_Task description_:
Repeat the listing in full, word for word.

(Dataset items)

## Start

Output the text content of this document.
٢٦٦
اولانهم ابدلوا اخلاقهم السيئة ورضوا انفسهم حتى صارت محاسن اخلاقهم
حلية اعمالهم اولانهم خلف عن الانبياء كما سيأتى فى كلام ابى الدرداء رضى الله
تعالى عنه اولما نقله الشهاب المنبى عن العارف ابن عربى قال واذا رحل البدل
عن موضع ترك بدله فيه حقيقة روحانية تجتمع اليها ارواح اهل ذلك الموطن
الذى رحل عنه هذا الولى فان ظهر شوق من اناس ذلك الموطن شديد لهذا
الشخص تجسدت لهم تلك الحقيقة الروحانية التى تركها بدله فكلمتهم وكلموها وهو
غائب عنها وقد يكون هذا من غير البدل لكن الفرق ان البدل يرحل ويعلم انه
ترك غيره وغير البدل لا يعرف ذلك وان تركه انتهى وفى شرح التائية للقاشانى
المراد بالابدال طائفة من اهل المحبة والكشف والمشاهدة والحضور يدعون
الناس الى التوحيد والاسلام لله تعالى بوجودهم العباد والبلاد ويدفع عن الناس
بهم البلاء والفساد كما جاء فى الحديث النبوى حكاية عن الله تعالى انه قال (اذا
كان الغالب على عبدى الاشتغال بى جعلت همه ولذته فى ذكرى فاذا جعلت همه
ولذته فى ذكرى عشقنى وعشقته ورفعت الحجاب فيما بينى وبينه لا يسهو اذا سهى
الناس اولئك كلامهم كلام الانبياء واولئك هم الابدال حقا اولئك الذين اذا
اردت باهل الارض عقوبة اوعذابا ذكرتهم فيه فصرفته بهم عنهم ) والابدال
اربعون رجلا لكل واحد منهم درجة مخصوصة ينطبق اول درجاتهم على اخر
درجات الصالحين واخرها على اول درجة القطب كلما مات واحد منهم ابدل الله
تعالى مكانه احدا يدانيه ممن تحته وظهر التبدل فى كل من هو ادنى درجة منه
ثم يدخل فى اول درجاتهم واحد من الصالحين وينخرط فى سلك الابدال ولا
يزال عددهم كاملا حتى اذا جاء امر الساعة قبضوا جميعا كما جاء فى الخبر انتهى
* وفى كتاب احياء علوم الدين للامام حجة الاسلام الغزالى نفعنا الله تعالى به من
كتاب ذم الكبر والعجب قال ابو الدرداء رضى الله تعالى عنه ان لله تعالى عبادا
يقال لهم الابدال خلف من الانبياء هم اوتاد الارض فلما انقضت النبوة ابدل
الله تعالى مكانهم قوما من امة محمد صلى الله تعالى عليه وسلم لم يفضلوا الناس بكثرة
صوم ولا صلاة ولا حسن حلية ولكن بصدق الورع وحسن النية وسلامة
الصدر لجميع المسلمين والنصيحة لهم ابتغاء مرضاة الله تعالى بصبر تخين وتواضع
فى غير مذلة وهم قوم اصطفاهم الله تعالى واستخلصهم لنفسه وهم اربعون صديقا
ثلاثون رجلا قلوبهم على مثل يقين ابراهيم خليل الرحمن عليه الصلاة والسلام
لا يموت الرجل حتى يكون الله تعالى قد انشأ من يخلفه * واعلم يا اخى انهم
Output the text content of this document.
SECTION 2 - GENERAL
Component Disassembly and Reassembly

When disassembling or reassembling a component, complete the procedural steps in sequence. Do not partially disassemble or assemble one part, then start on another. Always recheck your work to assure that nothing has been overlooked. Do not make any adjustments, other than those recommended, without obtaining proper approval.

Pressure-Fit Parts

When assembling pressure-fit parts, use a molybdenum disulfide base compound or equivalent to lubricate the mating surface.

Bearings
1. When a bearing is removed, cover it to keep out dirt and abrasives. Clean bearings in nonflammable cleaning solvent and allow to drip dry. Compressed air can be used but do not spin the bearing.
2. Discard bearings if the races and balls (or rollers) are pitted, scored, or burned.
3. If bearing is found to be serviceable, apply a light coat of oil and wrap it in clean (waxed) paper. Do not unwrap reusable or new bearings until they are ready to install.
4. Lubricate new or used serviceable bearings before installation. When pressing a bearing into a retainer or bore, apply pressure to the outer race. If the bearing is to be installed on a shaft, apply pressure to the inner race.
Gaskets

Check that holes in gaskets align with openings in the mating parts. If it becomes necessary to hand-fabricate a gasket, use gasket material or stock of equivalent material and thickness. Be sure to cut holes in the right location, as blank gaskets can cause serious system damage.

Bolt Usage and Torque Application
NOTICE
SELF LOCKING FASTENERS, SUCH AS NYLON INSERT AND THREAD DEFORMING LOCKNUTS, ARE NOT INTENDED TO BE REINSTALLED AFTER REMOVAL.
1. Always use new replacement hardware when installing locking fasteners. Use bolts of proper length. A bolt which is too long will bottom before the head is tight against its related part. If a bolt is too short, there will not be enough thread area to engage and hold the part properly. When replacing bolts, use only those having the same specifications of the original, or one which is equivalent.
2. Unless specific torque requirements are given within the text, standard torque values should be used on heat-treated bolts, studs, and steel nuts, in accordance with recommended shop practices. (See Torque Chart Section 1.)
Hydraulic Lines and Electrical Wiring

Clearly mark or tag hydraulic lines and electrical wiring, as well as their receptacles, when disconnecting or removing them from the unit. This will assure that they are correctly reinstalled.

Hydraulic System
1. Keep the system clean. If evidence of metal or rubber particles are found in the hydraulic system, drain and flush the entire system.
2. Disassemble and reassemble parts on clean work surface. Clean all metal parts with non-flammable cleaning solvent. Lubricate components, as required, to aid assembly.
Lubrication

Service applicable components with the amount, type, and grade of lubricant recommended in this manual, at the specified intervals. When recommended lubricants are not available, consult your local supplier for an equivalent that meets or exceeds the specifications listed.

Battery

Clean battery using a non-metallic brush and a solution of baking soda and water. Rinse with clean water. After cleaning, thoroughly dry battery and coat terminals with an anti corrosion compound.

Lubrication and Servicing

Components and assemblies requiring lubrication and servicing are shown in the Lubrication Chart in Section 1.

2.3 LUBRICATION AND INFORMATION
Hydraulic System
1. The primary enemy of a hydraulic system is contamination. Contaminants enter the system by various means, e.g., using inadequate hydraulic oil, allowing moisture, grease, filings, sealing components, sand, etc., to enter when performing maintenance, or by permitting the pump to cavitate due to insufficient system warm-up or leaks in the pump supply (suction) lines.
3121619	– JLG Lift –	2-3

## End

_Task solution_:
Output the text content of this document.
٢٦٦
اولانهم ابدلوا اخلاقهم السيئة ورضوا انفسهم حتى صارت محاسن اخلاقهم
حلية اعمالهم اولانهم خلف عن الانبياء كما سيأتى فى كلام ابى الدرداء رضى الله
تعالى عنه اولما نقله الشهاب المنبى عن العارف ابن عربى قال واذا رحل البدل
عن موضع ترك بدله فيه حقيقة روحانية تجتمع اليها ارواح اهل ذلك الموطن
الذى رحل عنه هذا الولى فان ظهر شوق من اناس ذلك الموطن شديد لهذا
الشخص تجسدت لهم تلك الحقيقة الروحانية التى تركها بدله فكلمتهم وكلموها وهو
غائب عنها وقد يكون هذا من غير البدل لكن الفرق ان البدل يرحل ويعلم انه
ترك غيره وغير البدل لا يعرف ذلك وان تركه انتهى وفى شرح التائية للقاشانى
المراد بالابدال طائفة من اهل المحبة والكشف والمشاهدة والحضور يدعون
الناس الى التوحيد والاسلام لله تعالى بوجودهم العباد والبلاد ويدفع عن الناس
بهم البلاء والفساد كما جاء فى الحديث النبوى حكاية عن الله تعالى انه قال (اذا
كان الغالب على عبدى الاشتغال بى جعلت همه ولذته فى ذكرى فاذا جعلت همه
ولذته فى ذكرى عشقنى وعشقته ورفعت الحجاب فيما بينى وبينه لا يسهو اذا سهى
الناس اولئك كلامهم كلام الانبياء واولئك هم الابدال حقا اولئك الذين اذا
اردت باهل الارض عقوبة اوعذابا ذكرتهم فيه فصرفته بهم عنهم ) والابدال
اربعون رجلا لكل واحد منهم درجة مخصوصة ينطبق اول درجاتهم على اخر
درجات الصالحين واخرها على اول درجة القطب كلما مات واحد منهم ابدل الله
تعالى مكانه احدا يدانيه ممن تحته وظهر التبدل فى كل من هو ادنى درجة منه
ثم يدخل فى اول درجاتهم واحد من الصالحين وينخرط فى سلك الابدال ولا
يزال عددهم كاملا حتى اذا جاء امر الساعة قبضوا جميعا كما جاء فى الخبر انتهى
* وفى كتاب احياء علوم الدين للامام حجة الاسلام الغزالى نفعنا الله تعالى به من
كتاب ذم الكبر والعجب قال ابو الدرداء رضى الله تعالى عنه ان لله تعالى عبادا
يقال لهم الابدال خلف من الانبياء هم اوتاد الارض فلما انقضت النبوة ابدل
الله تعالى مكانهم قوما من امة محمد صلى الله تعالى عليه وسلم لم يفضلوا الناس بكثرة
صوم ولا صلاة ولا حسن حلية ولكن بصدق الورع وحسن النية وسلامة
الصدر لجميع المسلمين والنصيحة لهم ابتغاء مرضاة الله تعالى بصبر تخين وتواضع
فى غير مذلة وهم قوم اصطفاهم الله تعالى واستخلصهم لنفسه وهم اربعون صديقا
ثلاثون رجلا قلوبهم على مثل يقين ابراهيم خليل الرحمن عليه الصلاة والسلام
لا يموت الرجل حتى يكون الله تعالى قد انشأ من يخلفه * واعلم يا اخى انهم
Output the text content of this document.
SECTION 2 - GENERAL
Component Disassembly and Reassembly

When disassembling or reassembling a component, complete the procedural steps in sequence. Do not partially disassemble or assemble one part, then start on another. Always recheck your work to assure that nothing has been overlooked. Do not make any adjustments, other than those recommended, without obtaining proper approval.

Pressure-Fit Parts

When assembling pressure-fit parts, use a molybdenum disulfide base compound or equivalent to lubricate the mating surface.

Bearings
1. When a bearing is removed, cover it to keep out dirt and abrasives. Clean bearings in nonflammable cleaning solvent and allow to drip dry. Compressed air can be used but do not spin the bearing.
2. Discard bearings if the races and balls (or rollers) are pitted, scored, or burned.
3. If bearing is found to be serviceable, apply a light coat of oil and wrap it in clean (waxed) paper. Do not unwrap reusable or new bearings until they are ready to install.
4. Lubricate new or used serviceable bearings before installation. When pressing a bearing into a retainer or bore, apply pressure to the outer race. If the bearing is to be installed on a shaft, apply pressure to the inner race.
Gaskets

Check that holes in gaskets align with openings in the mating parts. If it becomes necessary to hand-fabricate a gasket, use gasket material or stock of equivalent material and thickness. Be sure to cut holes in the right location, as blank gaskets can cause serious system damage.

Bolt Usage and Torque Application
NOTICE
SELF LOCKING FASTENERS, SUCH AS NYLON INSERT AND THREAD DEFORMING LOCKNUTS, ARE NOT INTENDED TO BE REINSTALLED AFTER REMOVAL.
1. Always use new replacement hardware when installing locking fasteners. Use bolts of proper length. A bolt which is too long will bottom before the head is tight against its related part. If a bolt is too short, there will not be enough thread area to engage and hold the part properly. When replacing bolts, use only those having the same specifications of the original, or one which is equivalent.
2. Unless specific torque requirements are given within the text, standard torque values should be used on heat-treated bolts, studs, and steel nuts, in accordance with recommended shop practices. (See Torque Chart Section 1.)
Hydraulic Lines and Electrical Wiring

Clearly mark or tag hydraulic lines and electrical wiring, as well as their receptacles, when disconnecting or removing them from the unit. This will assure that they are correctly reinstalled.

Hydraulic System
1. Keep the system clean. If evidence of metal or rubber particles are found in the hydraulic system, drain and flush the entire system.
2. Disassemble and reassemble parts on clean work surface. Clean all metal parts with non-flammable cleaning solvent. Lubricate components, as required, to aid assembly.
Lubrication

Service applicable components with the amount, type, and grade of lubricant recommended in this manual, at the specified intervals. When recommended lubricants are not available, consult your local supplier for an equivalent that meets or exceeds the specifications listed.

Battery

Clean battery using a non-metallic brush and a solution of baking soda and water. Rinse with clean water. After cleaning, thoroughly dry battery and coat terminals with an anti corrosion compound.

Lubrication and Servicing

Components and assemblies requiring lubrication and servicing are shown in the Lubrication Chart in Section 1.

2.3 LUBRICATION AND INFORMATION
Hydraulic System
1. The primary enemy of a hydraulic system is contamination. Contaminants enter the system by various means, e.g., using inadequate hydraulic oil, allowing moisture, grease, filings, sealing components, sand, etc., to enter when performing maintenance, or by permitting the pump to cavitate due to insufficient system warm-up or leaks in the pump supply (suction) lines.
3121619	– JLG Lift –	2-3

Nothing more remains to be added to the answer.